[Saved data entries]

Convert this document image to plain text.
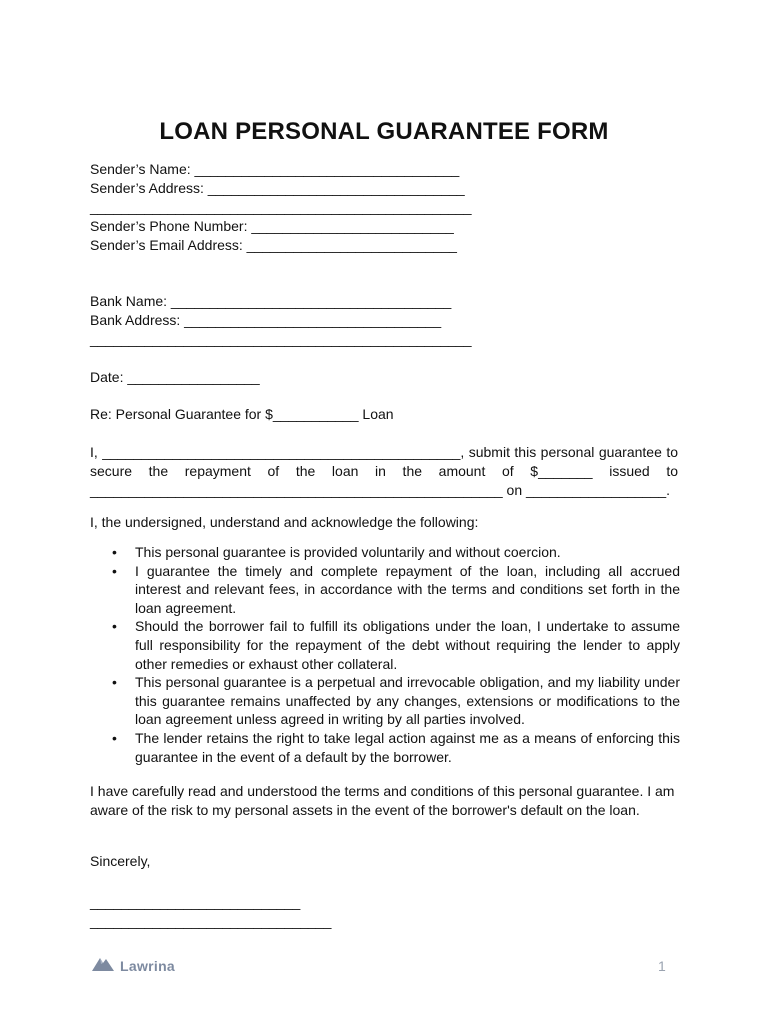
LOAN PERSONAL GUARANTEE FORM
Sender’s Name: __________________________________
Sender’s Address: _________________________________
_________________________________________________
Sender’s Phone Number: __________________________
Sender’s Email Address: ___________________________
Bank Name: ____________________________________
Bank Address: _________________________________
_________________________________________________
Date: _________________
Re: Personal Guarantee for $___________ Loan
I, ______________________________________________, submit this personal guarantee to
secure the repayment of the loan in the amount of $_______ issued to
_____________________________________________________ on __________________.
I, the undersigned, understand and acknowledge the following:
• This personal guarantee is provided voluntarily and without coercion.
• I guarantee the timely and complete repayment of the loan, including all accrued interest and relevant fees, in accordance with the terms and conditions set forth in the loan agreement.
• Should the borrower fail to fulfill its obligations under the loan, I undertake to assume full responsibility for the repayment of the debt without requiring the lender to apply other remedies or exhaust other collateral.
• This personal guarantee is a perpetual and irrevocable obligation, and my liability under this guarantee remains unaffected by any changes, extensions or modifications to the loan agreement unless agreed in writing by all parties involved.
• The lender retains the right to take legal action against me as a means of enforcing this guarantee in the event of a default by the borrower.
I have carefully read and understood the terms and conditions of this personal guarantee. I am aware of the risk to my personal assets in the event of the borrower's default on the loan.
Sincerely,
___________________________
_______________________________
Lawrina	1
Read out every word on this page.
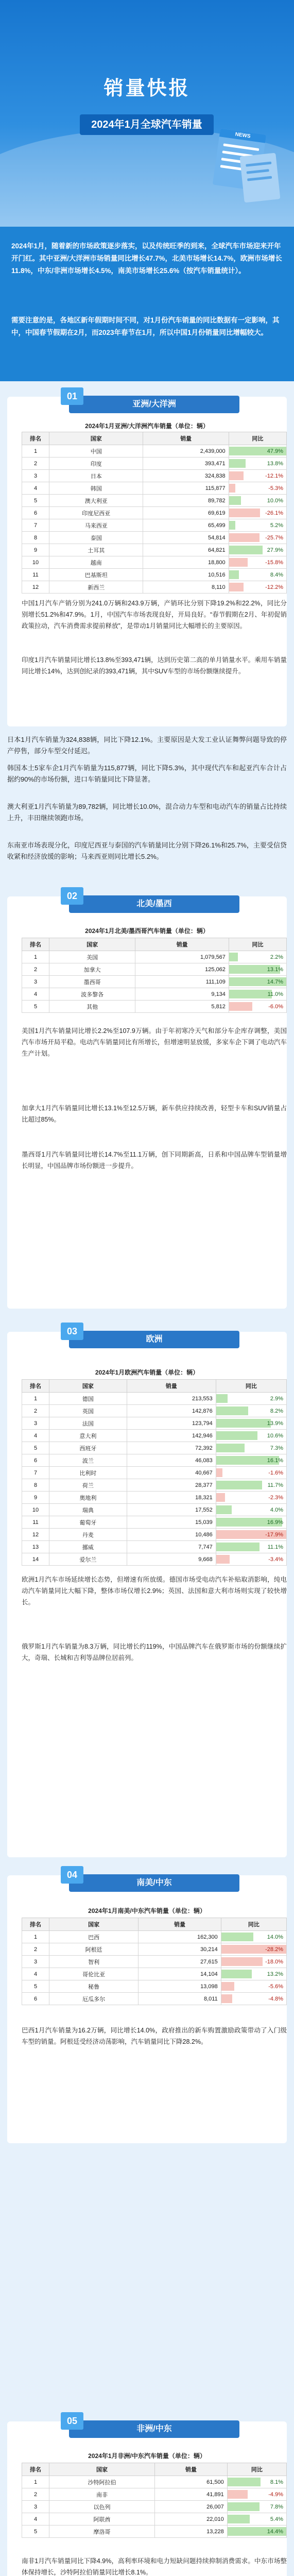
销量快报
2024年1月全球汽车销量
NEWS

2024年1月，随着新的市场政策逐步落实，以及传统旺季的到来，全球汽车市场迎来开年开门红。其中亚洲/大洋洲市场销量同比增长47.7%，北美市场增长14.7%，欧洲市场增长11.8%，中东/非洲市场增长4.5%，南美市场增长25.6%（按汽车销量统计）。

需要注意的是，各地区新年假期时间不同，对1月份汽车销量的同比数据有一定影响，其中，中国春节假期在2月，而2023年春节在1月，所以中国1月份销量同比增幅较大。

01
亚洲/大洋洲
2024年1月亚洲/大洋洲汽车销量（单位：辆）
排名	国家	销量	同比
1	中国	2,439,000	47.9%

2	印度	393,471	13.8%

3	日本	324,838	-12.1%

4	韩国	115,877	-5.3%

5	澳大利亚	89,782	10.0%

6	印度尼西亚	69,619	-26.1%

7	马来西亚	65,499	5.2%

8	泰国	54,814	-25.7%

9	土耳其	64,821	27.9%

10	越南	18,800	-15.8%

11	巴基斯坦	10,516	8.4%

12	新西兰	8,110	-12.2%

中国1月汽车产销分别为241.0万辆和243.9万辆，产销环比分别下降19.2%和22.2%，同比分别增长51.2%和47.9%。1月，中国汽车市场表现良好，开局良好。“春节假期在2月、年初促销政策拉动，汽车消费需求提前释放”，是带动1月销量同比大幅增长的主要原因。

印度1月汽车销量同比增长13.8%至393,471辆，达到历史第二高的单月销量水平。乘用车销量同比增长14%，达到创纪录的393,471辆，其中SUV车型的市场份额继续提升。

日本1月汽车销量为324,838辆，同比下降12.1%。主要原因是大发工业认证舞弊问题导致的停产停售，部分车型交付延迟。
韩国本土5家车企1月汽车销量为115,877辆，同比下降5.3%，其中现代汽车和起亚汽车合计占据约90%的市场份额，进口车销量同比下降显著。
澳大利亚1月汽车销量为89,782辆，同比增长10.0%，混合动力车型和电动汽车的销量占比持续上升，丰田继续领跑市场。
东南亚市场表现分化，印度尼西亚与泰国的汽车销量同比分别下降26.1%和25.7%，主要受信贷收紧和经济放缓的影响；马来西亚则同比增长5.2%。
02
北美/墨西
2024年1月北美/墨西哥汽车销量（单位：辆）
排名	国家	销量	同比
1	美国	1,079,567	2.2%

2	加拿大	125,062	13.1%

3	墨西哥	111,109	14.7%

4	波多黎各	9,134	11.0%

5	其他	5,812	-6.0%

美国1月汽车销量同比增长2.2%至107.9万辆。由于年初寒冷天气和部分车企库存调整，美国汽车市场开局平稳。电动汽车销量同比有所增长，但增速明显放缓，多家车企下调了电动汽车生产计划。

加拿大1月汽车销量同比增长13.1%至12.5万辆，新车供应持续改善，轻型卡车和SUV销量占比超过85%。

墨西哥1月汽车销量同比增长14.7%至11.1万辆，创下同期新高，日系和中国品牌车型销量增长明显，中国品牌市场份额进一步提升。

03
欧洲
2024年1月欧洲汽车销量（单位：辆）
排名	国家	销量	同比
1	德国	213,553	2.9%

2	英国	142,876	8.2%

3	法国	123,794	13.9%

4	意大利	142,946	10.6%

5	西班牙	72,392	7.3%

6	波兰	46,083	16.1%

7	比利时	40,667	-1.6%

8	荷兰	28,377	11.7%

9	奥地利	18,321	-2.3%

10	瑞典	17,552	4.0%

11	葡萄牙	15,039	16.9%

12	丹麦	10,486	-17.9%

13	挪威	7,747	11.1%

14	爱尔兰	9,668	-3.4%

欧洲1月汽车市场延续增长态势，但增速有所放缓。德国市场受电动汽车补贴取消影响，纯电动汽车销量同比大幅下降，整体市场仅增长2.9%；英国、法国和意大利市场则实现了较快增长。

俄罗斯1月汽车销量为8.3万辆，同比增长约119%，中国品牌汽车在俄罗斯市场的份额继续扩大，奇瑞、长城和吉利等品牌位居前列。

04
南美/中东
2024年1月南美/中东汽车销量（单位：辆）
排名	国家	销量	同比
1	巴西	162,300	14.0%

2	阿根廷	30,214	-28.2%

3	智利	27,615	-18.0%

4	哥伦比亚	14,104	13.2%

5	秘鲁	13,098	-5.6%

6	厄瓜多尔	8,011	-4.8%

巴西1月汽车销量为16.2万辆，同比增长14.0%，政府推出的新车购置激励政策带动了入门级车型的销量。阿根廷受经济动荡影响，汽车销量同比下降28.2%。

05
非洲/中东
2024年1月非洲/中东汽车销量（单位：辆）
排名	国家	销量	同比
1	沙特阿拉伯	61,500	8.1%

2	南非	41,891	-4.9%

3	以色列	26,007	7.8%

4	阿联酋	22,010	5.4%

5	摩洛哥	13,228	14.4%

南非1月汽车销量同比下降4.9%，高利率环境和电力短缺问题持续抑制消费需求。中东市场整体保持增长，沙特阿拉伯销量同比增长8.1%。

*Given instruction*:
Copy out every line with the word "default".

*Problem solution*:
• The lender retains the right to take legal action against me as a means of enforcing this guarantee in the event of a default by the borrower.
I have carefully read and understood the terms and conditions of this personal guarantee. I am aware of the risk to my personal assets in the event of the borrower's default on the loan.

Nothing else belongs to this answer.